Entries provided »

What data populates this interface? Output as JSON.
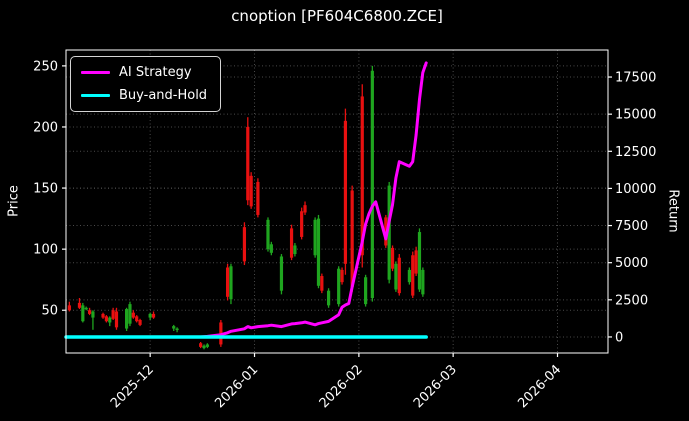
{
  "title": "cnoption [PF604C6800.ZCE]",
  "legend": {
    "items": [
      {
        "label": "AI Strategy",
        "color": "#ff00ff"
      },
      {
        "label": "Buy-and-Hold",
        "color": "#00ffff"
      }
    ]
  },
  "axes": {
    "y_left": {
      "label": "Price"
    },
    "y_right": {
      "label": "Return"
    }
  },
  "chart_data": {
    "type": "candlestick",
    "title": "cnoption [PF604C6800.ZCE]",
    "grid": true,
    "legend_position": "upper left",
    "background": "#000000",
    "x_range": [
      "2025-11-06",
      "2026-04-16"
    ],
    "price_axis": {
      "label": "Price",
      "range": [
        15,
        263
      ],
      "ticks": [
        50,
        100,
        150,
        200,
        250
      ]
    },
    "return_axis": {
      "label": "Return",
      "range": [
        -1080,
        19320
      ],
      "ticks": [
        0,
        2500,
        5000,
        7500,
        10000,
        12500,
        15000,
        17500
      ]
    },
    "x_ticks": [
      {
        "label": "2025-12",
        "date": "2025-12-01"
      },
      {
        "label": "2026-01",
        "date": "2026-01-01"
      },
      {
        "label": "2026-02",
        "date": "2026-02-01"
      },
      {
        "label": "2026-03",
        "date": "2026-03-01"
      },
      {
        "label": "2026-04",
        "date": "2026-04-01"
      }
    ],
    "colors": {
      "up": "#1fa51f",
      "down": "#e81010",
      "grid": "#4a4a4a",
      "spine": "#ffffff",
      "text": "#ffffff"
    },
    "candle_format": [
      "date",
      "open",
      "high",
      "low",
      "close"
    ],
    "candles": [
      [
        "2025-11-07",
        54,
        57,
        49,
        50
      ],
      [
        "2025-11-10",
        56,
        60,
        51,
        52
      ],
      [
        "2025-11-11",
        41,
        56,
        40,
        54
      ],
      [
        "2025-11-12",
        51,
        53,
        50,
        52
      ],
      [
        "2025-11-13",
        50,
        52,
        46,
        47
      ],
      [
        "2025-11-14",
        44,
        50,
        34,
        49
      ],
      [
        "2025-11-17",
        47,
        48,
        43,
        44
      ],
      [
        "2025-11-18",
        45,
        46,
        40,
        41
      ],
      [
        "2025-11-19",
        40,
        45,
        37,
        44
      ],
      [
        "2025-11-20",
        50,
        52,
        42,
        43
      ],
      [
        "2025-11-21",
        49,
        52,
        34,
        36
      ],
      [
        "2025-11-24",
        35,
        52,
        33,
        51
      ],
      [
        "2025-11-25",
        39,
        57,
        37,
        55
      ],
      [
        "2025-11-26",
        48,
        50,
        43,
        44
      ],
      [
        "2025-11-27",
        45,
        46,
        40,
        41
      ],
      [
        "2025-11-28",
        42,
        43,
        37,
        38
      ],
      [
        "2025-12-01",
        44,
        48,
        42,
        47
      ],
      [
        "2025-12-02",
        47,
        49,
        43,
        44
      ],
      [
        "2025-12-08",
        35,
        38,
        33,
        37
      ],
      [
        "2025-12-09",
        34,
        36,
        32,
        35
      ],
      [
        "2025-12-16",
        23,
        24,
        19,
        20
      ],
      [
        "2025-12-17",
        19,
        22,
        18,
        21
      ],
      [
        "2025-12-18",
        20,
        23,
        19,
        22
      ],
      [
        "2025-12-22",
        40,
        42,
        20,
        22
      ],
      [
        "2025-12-24",
        85,
        88,
        58,
        61
      ],
      [
        "2025-12-25",
        59,
        88,
        55,
        86
      ],
      [
        "2025-12-29",
        118,
        122,
        87,
        90
      ],
      [
        "2025-12-30",
        200,
        208,
        136,
        140
      ],
      [
        "2025-12-31",
        160,
        163,
        133,
        135
      ],
      [
        "2026-01-02",
        155,
        158,
        126,
        128
      ],
      [
        "2026-01-05",
        100,
        126,
        98,
        124
      ],
      [
        "2026-01-06",
        97,
        106,
        95,
        104
      ],
      [
        "2026-01-09",
        66,
        96,
        63,
        94
      ],
      [
        "2026-01-12",
        117,
        120,
        91,
        93
      ],
      [
        "2026-01-13",
        96,
        105,
        94,
        103
      ],
      [
        "2026-01-15",
        131,
        134,
        108,
        110
      ],
      [
        "2026-01-16",
        136,
        139,
        128,
        130
      ],
      [
        "2026-01-19",
        95,
        126,
        93,
        124
      ],
      [
        "2026-01-20",
        70,
        128,
        68,
        125
      ],
      [
        "2026-01-21",
        78,
        80,
        64,
        66
      ],
      [
        "2026-01-23",
        54,
        68,
        52,
        66
      ],
      [
        "2026-01-26",
        55,
        86,
        53,
        84
      ],
      [
        "2026-01-27",
        83,
        85,
        71,
        73
      ],
      [
        "2026-01-28",
        205,
        215,
        79,
        88
      ],
      [
        "2026-01-30",
        148,
        152,
        65,
        69
      ],
      [
        "2026-02-02",
        225,
        235,
        85,
        95
      ],
      [
        "2026-02-03",
        55,
        79,
        53,
        77
      ],
      [
        "2026-02-05",
        60,
        250,
        57,
        246
      ],
      [
        "2026-02-09",
        126,
        128,
        101,
        103
      ],
      [
        "2026-02-10",
        75,
        155,
        72,
        152
      ],
      [
        "2026-02-11",
        101,
        103,
        82,
        84
      ],
      [
        "2026-02-12",
        67,
        90,
        65,
        88
      ],
      [
        "2026-02-13",
        93,
        96,
        62,
        64
      ],
      [
        "2026-02-16",
        73,
        85,
        71,
        83
      ],
      [
        "2026-02-17",
        95,
        98,
        60,
        62
      ],
      [
        "2026-02-18",
        99,
        102,
        78,
        80
      ],
      [
        "2026-02-19",
        67,
        117,
        65,
        114
      ],
      [
        "2026-02-20",
        63,
        85,
        61,
        83
      ]
    ],
    "series": [
      {
        "name": "AI Strategy",
        "color": "#ff00ff",
        "axis": "return",
        "width": 3,
        "points": [
          [
            "2025-11-06",
            0
          ],
          [
            "2025-12-16",
            0
          ],
          [
            "2025-12-18",
            40
          ],
          [
            "2025-12-22",
            150
          ],
          [
            "2025-12-24",
            280
          ],
          [
            "2025-12-25",
            380
          ],
          [
            "2025-12-29",
            550
          ],
          [
            "2025-12-30",
            700
          ],
          [
            "2025-12-31",
            620
          ],
          [
            "2026-01-02",
            700
          ],
          [
            "2026-01-05",
            760
          ],
          [
            "2026-01-06",
            790
          ],
          [
            "2026-01-09",
            700
          ],
          [
            "2026-01-12",
            880
          ],
          [
            "2026-01-13",
            900
          ],
          [
            "2026-01-15",
            950
          ],
          [
            "2026-01-16",
            1000
          ],
          [
            "2026-01-19",
            820
          ],
          [
            "2026-01-20",
            900
          ],
          [
            "2026-01-21",
            950
          ],
          [
            "2026-01-23",
            1050
          ],
          [
            "2026-01-26",
            1500
          ],
          [
            "2026-01-27",
            2000
          ],
          [
            "2026-01-28",
            2150
          ],
          [
            "2026-01-29",
            2250
          ],
          [
            "2026-01-30",
            3350
          ],
          [
            "2026-02-02",
            6400
          ],
          [
            "2026-02-03",
            7600
          ],
          [
            "2026-02-04",
            8300
          ],
          [
            "2026-02-05",
            8800
          ],
          [
            "2026-02-06",
            9100
          ],
          [
            "2026-02-09",
            6600
          ],
          [
            "2026-02-10",
            7800
          ],
          [
            "2026-02-11",
            8900
          ],
          [
            "2026-02-12",
            10700
          ],
          [
            "2026-02-13",
            11800
          ],
          [
            "2026-02-16",
            11500
          ],
          [
            "2026-02-17",
            11800
          ],
          [
            "2026-02-18",
            13600
          ],
          [
            "2026-02-19",
            16000
          ],
          [
            "2026-02-20",
            17800
          ],
          [
            "2026-02-21",
            18450
          ]
        ]
      },
      {
        "name": "Buy-and-Hold",
        "color": "#00ffff",
        "axis": "return",
        "width": 3.5,
        "points": [
          [
            "2025-11-06",
            0
          ],
          [
            "2026-02-21",
            0
          ]
        ]
      }
    ]
  }
}
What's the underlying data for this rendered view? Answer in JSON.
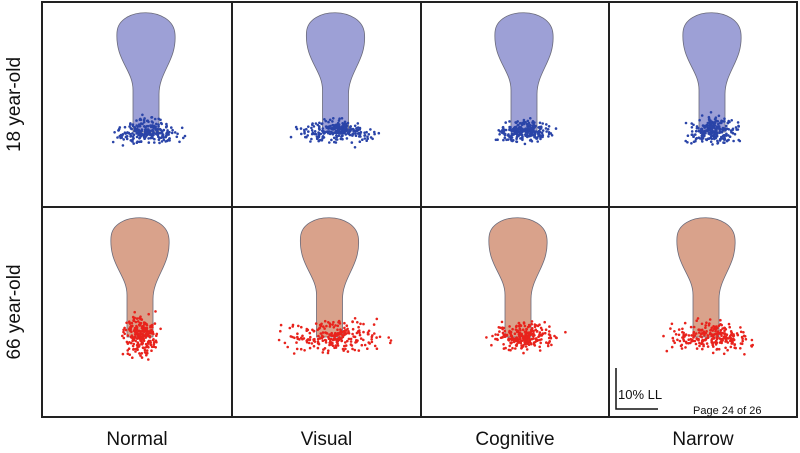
{
  "rows": [
    "18 year-old",
    "66 year-old"
  ],
  "columns": [
    "Normal",
    "Visual",
    "Cognitive",
    "Narrow"
  ],
  "scale_bar": "10% LL",
  "footer": "Page 24 of 26"
}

Task description » Examine the records and pull out every line where the string "JSON" occurs.

Response to the exercise »
What data populates this interface? Output as JSON.
What's the underlying data for this rendered view? Answer in JSON.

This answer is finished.